GOAL ▸
Make an exact copy of the entries, and keep any pictures out of it.

DATA LISTING ▸
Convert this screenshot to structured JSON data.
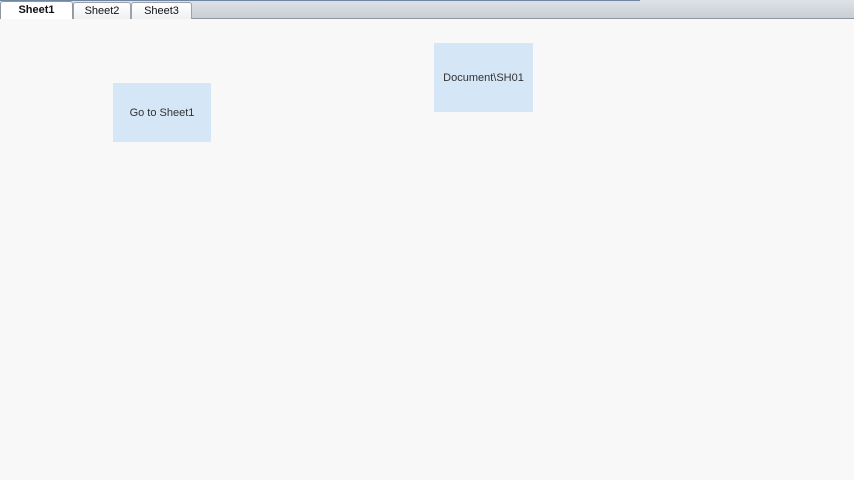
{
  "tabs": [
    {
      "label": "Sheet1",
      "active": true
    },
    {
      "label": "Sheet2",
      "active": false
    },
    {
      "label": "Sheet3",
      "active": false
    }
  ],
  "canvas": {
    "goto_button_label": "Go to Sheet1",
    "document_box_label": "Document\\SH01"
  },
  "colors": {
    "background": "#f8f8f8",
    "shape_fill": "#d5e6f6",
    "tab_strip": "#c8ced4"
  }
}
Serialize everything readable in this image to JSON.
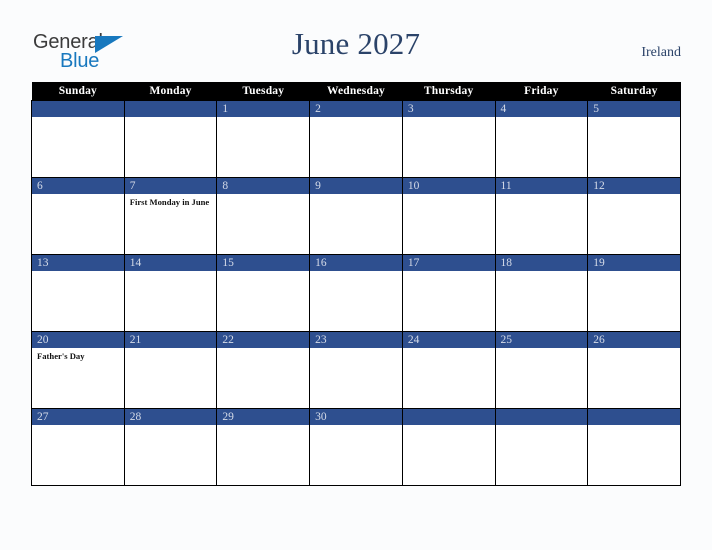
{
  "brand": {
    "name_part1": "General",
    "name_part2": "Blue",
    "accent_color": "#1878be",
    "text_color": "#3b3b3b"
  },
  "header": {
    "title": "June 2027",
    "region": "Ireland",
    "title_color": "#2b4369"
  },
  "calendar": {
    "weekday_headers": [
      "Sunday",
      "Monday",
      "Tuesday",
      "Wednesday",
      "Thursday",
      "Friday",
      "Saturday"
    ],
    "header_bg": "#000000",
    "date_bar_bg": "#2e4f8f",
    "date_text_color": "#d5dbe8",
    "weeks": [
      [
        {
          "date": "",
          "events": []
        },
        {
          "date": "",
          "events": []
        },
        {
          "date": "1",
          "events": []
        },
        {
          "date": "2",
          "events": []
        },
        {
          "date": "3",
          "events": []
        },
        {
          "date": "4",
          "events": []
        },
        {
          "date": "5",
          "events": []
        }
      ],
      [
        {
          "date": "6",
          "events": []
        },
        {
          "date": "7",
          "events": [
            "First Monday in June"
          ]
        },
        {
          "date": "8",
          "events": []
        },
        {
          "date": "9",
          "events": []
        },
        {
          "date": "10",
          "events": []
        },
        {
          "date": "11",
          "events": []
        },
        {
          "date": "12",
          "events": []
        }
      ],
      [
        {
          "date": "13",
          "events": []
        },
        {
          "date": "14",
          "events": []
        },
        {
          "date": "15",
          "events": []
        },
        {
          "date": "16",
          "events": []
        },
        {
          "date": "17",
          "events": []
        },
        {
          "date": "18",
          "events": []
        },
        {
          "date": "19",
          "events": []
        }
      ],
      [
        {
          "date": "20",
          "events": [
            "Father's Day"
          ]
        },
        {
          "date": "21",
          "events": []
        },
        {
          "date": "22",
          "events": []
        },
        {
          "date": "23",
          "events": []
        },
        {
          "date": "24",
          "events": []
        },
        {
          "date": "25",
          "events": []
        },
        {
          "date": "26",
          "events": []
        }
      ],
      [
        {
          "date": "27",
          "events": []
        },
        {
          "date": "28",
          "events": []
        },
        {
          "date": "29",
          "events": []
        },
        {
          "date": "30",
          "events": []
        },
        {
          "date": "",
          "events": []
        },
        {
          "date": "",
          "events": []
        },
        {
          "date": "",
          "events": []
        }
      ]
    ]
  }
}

ANSWER FOR THE TASK ▸
Convert this screenshot to structured JSON data.
{
  "tabs": [
    {
      "label": "Sheet1",
      "active": true
    },
    {
      "label": "Sheet2",
      "active": false
    },
    {
      "label": "Sheet3",
      "active": false
    }
  ],
  "canvas": {
    "goto_button_label": "Go to Sheet1",
    "document_box_label": "Document\\SH01"
  },
  "colors": {
    "background": "#f8f8f8",
    "shape_fill": "#d5e6f6",
    "tab_strip": "#c8ced4"
  }
}
Serialize everything readable in this image to JSON.
{
  "brand": {
    "name_part1": "General",
    "name_part2": "Blue",
    "accent_color": "#1878be",
    "text_color": "#3b3b3b"
  },
  "header": {
    "title": "June 2027",
    "region": "Ireland",
    "title_color": "#2b4369"
  },
  "calendar": {
    "weekday_headers": [
      "Sunday",
      "Monday",
      "Tuesday",
      "Wednesday",
      "Thursday",
      "Friday",
      "Saturday"
    ],
    "header_bg": "#000000",
    "date_bar_bg": "#2e4f8f",
    "date_text_color": "#d5dbe8",
    "weeks": [
      [
        {
          "date": "",
          "events": []
        },
        {
          "date": "",
          "events": []
        },
        {
          "date": "1",
          "events": []
        },
        {
          "date": "2",
          "events": []
        },
        {
          "date": "3",
          "events": []
        },
        {
          "date": "4",
          "events": []
        },
        {
          "date": "5",
          "events": []
        }
      ],
      [
        {
          "date": "6",
          "events": []
        },
        {
          "date": "7",
          "events": [
            "First Monday in June"
          ]
        },
        {
          "date": "8",
          "events": []
        },
        {
          "date": "9",
          "events": []
        },
        {
          "date": "10",
          "events": []
        },
        {
          "date": "11",
          "events": []
        },
        {
          "date": "12",
          "events": []
        }
      ],
      [
        {
          "date": "13",
          "events": []
        },
        {
          "date": "14",
          "events": []
        },
        {
          "date": "15",
          "events": []
        },
        {
          "date": "16",
          "events": []
        },
        {
          "date": "17",
          "events": []
        },
        {
          "date": "18",
          "events": []
        },
        {
          "date": "19",
          "events": []
        }
      ],
      [
        {
          "date": "20",
          "events": [
            "Father's Day"
          ]
        },
        {
          "date": "21",
          "events": []
        },
        {
          "date": "22",
          "events": []
        },
        {
          "date": "23",
          "events": []
        },
        {
          "date": "24",
          "events": []
        },
        {
          "date": "25",
          "events": []
        },
        {
          "date": "26",
          "events": []
        }
      ],
      [
        {
          "date": "27",
          "events": []
        },
        {
          "date": "28",
          "events": []
        },
        {
          "date": "29",
          "events": []
        },
        {
          "date": "30",
          "events": []
        },
        {
          "date": "",
          "events": []
        },
        {
          "date": "",
          "events": []
        },
        {
          "date": "",
          "events": []
        }
      ]
    ]
  }
}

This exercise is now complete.